Figure data in JSON
******************************

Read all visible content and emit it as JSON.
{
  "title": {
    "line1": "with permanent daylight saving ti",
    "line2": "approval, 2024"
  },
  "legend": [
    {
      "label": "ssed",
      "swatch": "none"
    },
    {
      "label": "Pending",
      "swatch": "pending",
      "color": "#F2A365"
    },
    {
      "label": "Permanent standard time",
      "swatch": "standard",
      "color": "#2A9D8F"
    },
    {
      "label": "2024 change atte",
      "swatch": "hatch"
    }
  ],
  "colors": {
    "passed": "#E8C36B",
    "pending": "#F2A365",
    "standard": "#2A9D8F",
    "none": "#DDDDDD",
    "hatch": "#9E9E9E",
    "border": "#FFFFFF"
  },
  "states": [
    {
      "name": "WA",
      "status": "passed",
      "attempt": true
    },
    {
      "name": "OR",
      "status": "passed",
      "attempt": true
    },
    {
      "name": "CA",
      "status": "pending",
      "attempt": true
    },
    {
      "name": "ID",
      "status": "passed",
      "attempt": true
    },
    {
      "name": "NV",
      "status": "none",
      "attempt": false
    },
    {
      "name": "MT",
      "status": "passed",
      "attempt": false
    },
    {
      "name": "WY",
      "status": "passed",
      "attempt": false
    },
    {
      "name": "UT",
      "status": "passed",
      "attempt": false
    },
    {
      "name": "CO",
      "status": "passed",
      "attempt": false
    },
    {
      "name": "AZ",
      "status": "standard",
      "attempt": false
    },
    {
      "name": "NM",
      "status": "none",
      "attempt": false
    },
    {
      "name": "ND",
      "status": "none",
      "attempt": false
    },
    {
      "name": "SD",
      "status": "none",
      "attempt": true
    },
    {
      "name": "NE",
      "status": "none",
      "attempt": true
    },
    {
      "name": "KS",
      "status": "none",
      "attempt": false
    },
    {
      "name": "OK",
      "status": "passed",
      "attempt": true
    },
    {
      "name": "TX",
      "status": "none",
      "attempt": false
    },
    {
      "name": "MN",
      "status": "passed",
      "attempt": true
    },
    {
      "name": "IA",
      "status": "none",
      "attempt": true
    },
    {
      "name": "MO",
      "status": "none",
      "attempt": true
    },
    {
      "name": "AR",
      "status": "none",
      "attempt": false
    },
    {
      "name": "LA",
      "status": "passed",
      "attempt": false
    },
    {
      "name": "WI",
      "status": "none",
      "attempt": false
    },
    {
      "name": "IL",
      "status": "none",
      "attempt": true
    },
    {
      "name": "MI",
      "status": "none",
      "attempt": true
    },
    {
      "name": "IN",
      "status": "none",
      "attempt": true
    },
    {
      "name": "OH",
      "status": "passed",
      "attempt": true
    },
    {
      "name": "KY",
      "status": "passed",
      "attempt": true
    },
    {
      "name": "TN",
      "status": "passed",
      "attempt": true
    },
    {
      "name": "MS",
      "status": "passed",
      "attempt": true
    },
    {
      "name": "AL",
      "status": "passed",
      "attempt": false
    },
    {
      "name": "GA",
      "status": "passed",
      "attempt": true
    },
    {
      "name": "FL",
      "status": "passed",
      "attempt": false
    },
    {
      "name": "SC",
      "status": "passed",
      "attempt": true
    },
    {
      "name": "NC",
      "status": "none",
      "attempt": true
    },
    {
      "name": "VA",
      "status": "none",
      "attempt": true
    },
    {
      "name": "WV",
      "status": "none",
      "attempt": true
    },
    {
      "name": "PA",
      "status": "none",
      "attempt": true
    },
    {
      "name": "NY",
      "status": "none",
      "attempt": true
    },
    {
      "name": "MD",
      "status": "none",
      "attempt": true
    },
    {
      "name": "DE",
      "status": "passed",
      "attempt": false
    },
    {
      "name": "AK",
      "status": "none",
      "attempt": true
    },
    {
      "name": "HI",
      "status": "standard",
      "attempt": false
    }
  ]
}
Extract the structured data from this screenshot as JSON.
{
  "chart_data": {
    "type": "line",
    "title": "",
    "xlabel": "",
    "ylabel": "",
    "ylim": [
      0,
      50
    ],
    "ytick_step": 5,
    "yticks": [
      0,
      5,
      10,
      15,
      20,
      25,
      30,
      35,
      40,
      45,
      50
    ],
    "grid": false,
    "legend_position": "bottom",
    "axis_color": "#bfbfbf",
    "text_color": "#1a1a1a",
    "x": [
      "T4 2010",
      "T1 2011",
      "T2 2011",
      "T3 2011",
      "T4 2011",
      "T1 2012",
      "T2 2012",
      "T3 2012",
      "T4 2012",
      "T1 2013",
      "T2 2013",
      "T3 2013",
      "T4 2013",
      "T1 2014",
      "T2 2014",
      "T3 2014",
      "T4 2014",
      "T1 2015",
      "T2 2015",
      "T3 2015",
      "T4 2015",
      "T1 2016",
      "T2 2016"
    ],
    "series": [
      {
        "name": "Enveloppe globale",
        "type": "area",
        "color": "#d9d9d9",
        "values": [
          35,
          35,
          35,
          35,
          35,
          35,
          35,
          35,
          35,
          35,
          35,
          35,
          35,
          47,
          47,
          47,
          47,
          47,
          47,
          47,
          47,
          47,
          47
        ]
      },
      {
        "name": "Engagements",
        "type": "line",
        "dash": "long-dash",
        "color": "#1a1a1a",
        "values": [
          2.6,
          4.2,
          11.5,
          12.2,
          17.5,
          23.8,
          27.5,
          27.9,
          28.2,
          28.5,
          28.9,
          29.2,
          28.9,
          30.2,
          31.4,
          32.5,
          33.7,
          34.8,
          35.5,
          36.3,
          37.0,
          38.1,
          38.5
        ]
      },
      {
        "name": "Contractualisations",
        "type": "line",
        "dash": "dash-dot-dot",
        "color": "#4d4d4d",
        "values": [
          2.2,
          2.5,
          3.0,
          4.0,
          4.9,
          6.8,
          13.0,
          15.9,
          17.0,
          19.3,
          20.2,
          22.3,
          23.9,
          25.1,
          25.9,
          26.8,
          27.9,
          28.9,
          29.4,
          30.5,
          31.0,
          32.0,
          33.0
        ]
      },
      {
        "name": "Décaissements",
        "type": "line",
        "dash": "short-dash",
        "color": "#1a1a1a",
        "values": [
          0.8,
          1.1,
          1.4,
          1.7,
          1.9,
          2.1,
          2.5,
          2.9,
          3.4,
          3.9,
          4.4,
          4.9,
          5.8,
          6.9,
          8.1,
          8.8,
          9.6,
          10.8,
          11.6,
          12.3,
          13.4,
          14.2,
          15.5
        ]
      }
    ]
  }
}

******************************

PROBLEM TO WORK ON — Give nothing but the number of lines containing the string "dash".

TASK SOLUTION — 3